• [WHAT THIS TASK INVOLVES]: From the listing below, return each line that includes "Marija".

• [GIVEN RECORDS]:
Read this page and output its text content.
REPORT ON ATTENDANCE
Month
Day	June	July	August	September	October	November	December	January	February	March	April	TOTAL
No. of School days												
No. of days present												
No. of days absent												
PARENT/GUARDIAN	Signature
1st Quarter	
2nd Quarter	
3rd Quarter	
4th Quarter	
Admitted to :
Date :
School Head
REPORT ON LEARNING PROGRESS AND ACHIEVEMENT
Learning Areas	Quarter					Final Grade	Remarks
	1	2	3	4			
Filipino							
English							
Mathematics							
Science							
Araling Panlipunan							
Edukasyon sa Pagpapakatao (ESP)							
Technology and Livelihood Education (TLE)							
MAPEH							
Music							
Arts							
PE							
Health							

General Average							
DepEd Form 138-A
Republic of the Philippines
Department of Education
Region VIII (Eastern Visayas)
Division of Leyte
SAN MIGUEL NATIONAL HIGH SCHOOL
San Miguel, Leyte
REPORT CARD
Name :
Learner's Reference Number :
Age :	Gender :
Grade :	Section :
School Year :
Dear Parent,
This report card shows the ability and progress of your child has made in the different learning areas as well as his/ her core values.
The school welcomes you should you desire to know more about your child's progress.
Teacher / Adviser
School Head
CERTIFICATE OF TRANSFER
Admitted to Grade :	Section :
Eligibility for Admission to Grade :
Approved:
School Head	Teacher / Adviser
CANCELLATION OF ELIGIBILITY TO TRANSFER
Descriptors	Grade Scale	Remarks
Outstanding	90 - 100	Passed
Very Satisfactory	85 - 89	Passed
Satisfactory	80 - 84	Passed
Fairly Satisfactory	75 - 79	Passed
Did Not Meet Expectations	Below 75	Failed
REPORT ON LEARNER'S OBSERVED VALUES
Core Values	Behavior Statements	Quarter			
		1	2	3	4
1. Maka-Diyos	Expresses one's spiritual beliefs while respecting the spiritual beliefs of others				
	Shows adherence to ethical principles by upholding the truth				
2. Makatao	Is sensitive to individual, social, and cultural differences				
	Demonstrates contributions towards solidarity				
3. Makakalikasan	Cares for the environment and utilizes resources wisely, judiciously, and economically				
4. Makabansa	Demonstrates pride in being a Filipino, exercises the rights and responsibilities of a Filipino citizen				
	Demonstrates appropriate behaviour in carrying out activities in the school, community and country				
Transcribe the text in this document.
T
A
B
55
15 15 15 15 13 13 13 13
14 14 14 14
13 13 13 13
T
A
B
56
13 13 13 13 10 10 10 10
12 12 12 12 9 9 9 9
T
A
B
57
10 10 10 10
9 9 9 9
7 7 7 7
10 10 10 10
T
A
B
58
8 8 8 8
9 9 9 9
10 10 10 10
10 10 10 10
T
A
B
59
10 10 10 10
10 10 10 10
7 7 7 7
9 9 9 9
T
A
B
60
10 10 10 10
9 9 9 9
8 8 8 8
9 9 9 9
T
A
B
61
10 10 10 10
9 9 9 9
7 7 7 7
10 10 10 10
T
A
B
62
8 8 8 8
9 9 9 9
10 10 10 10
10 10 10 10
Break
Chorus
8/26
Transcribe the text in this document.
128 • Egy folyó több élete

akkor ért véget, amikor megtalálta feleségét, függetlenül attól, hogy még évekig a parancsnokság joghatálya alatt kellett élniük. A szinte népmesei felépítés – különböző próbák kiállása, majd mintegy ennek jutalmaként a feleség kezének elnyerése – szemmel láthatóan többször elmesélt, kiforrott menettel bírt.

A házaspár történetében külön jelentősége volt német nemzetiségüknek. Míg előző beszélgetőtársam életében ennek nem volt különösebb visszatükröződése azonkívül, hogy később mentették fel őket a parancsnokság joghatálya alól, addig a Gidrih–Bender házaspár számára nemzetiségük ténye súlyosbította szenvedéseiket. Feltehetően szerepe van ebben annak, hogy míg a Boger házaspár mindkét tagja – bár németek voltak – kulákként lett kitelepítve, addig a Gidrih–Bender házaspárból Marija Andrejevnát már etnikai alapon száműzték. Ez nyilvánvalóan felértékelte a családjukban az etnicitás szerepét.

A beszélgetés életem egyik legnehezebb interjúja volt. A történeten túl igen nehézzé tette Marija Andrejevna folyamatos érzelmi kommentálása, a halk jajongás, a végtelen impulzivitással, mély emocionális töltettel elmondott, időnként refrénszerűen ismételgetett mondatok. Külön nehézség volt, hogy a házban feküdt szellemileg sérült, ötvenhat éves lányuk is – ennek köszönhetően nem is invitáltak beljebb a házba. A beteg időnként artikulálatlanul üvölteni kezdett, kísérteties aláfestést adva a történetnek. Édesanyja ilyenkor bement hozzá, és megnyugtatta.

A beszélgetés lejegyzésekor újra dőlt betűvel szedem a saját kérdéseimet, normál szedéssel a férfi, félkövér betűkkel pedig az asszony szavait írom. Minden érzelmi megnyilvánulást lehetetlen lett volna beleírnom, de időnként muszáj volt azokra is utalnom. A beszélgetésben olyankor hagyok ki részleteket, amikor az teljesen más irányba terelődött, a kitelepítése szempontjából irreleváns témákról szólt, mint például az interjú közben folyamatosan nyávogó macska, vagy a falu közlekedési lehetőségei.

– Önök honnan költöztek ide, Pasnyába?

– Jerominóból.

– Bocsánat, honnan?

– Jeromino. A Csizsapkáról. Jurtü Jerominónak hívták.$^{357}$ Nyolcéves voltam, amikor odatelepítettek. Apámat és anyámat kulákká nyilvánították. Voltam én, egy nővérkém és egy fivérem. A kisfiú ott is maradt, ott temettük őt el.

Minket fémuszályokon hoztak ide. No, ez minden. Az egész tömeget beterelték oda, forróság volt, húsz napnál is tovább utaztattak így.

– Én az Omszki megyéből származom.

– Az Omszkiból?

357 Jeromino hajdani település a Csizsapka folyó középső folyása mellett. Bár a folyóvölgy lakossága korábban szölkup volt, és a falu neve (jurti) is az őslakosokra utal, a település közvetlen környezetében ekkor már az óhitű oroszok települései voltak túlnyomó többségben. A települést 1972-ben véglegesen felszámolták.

• [WRITTEN SOLUTION]:
A házaspár történetében külön jelentősége volt német nemzetiségüknek. Míg előző beszélgetőtársam életében ennek nem volt különösebb visszatükröződése azonkívül, hogy később mentették fel őket a parancsnokság joghatálya alól, addig a Gidrih–Bender házaspár számára nemzetiségük ténye súlyosbította szenvedéseiket. Feltehetően szerepe van ebben annak, hogy míg a Boger házaspár mindkét tagja – bár németek voltak – kulákként lett kitelepítve, addig a Gidrih–Bender házaspárból Marija Andrejevnát már etnikai alapon száműzték. Ez nyilvánvalóan felértékelte a családjukban az etnicitás szerepét.
A beszélgetés életem egyik legnehezebb interjúja volt. A történeten túl igen nehézzé tette Marija Andrejevna folyamatos érzelmi kommentálása, a halk jajongás, a végtelen impulzivitással, mély emocionális töltettel elmondott, időnként refrénszerűen ismételgetett mondatok. Külön nehézség volt, hogy a házban feküdt szellemileg sérült, ötvenhat éves lányuk is – ennek köszönhetően nem is invitáltak beljebb a házba. A beteg időnként artikulálatlanul üvölteni kezdett, kísérteties aláfestést adva a történetnek. Édesanyja ilyenkor bement hozzá, és megnyugtatta.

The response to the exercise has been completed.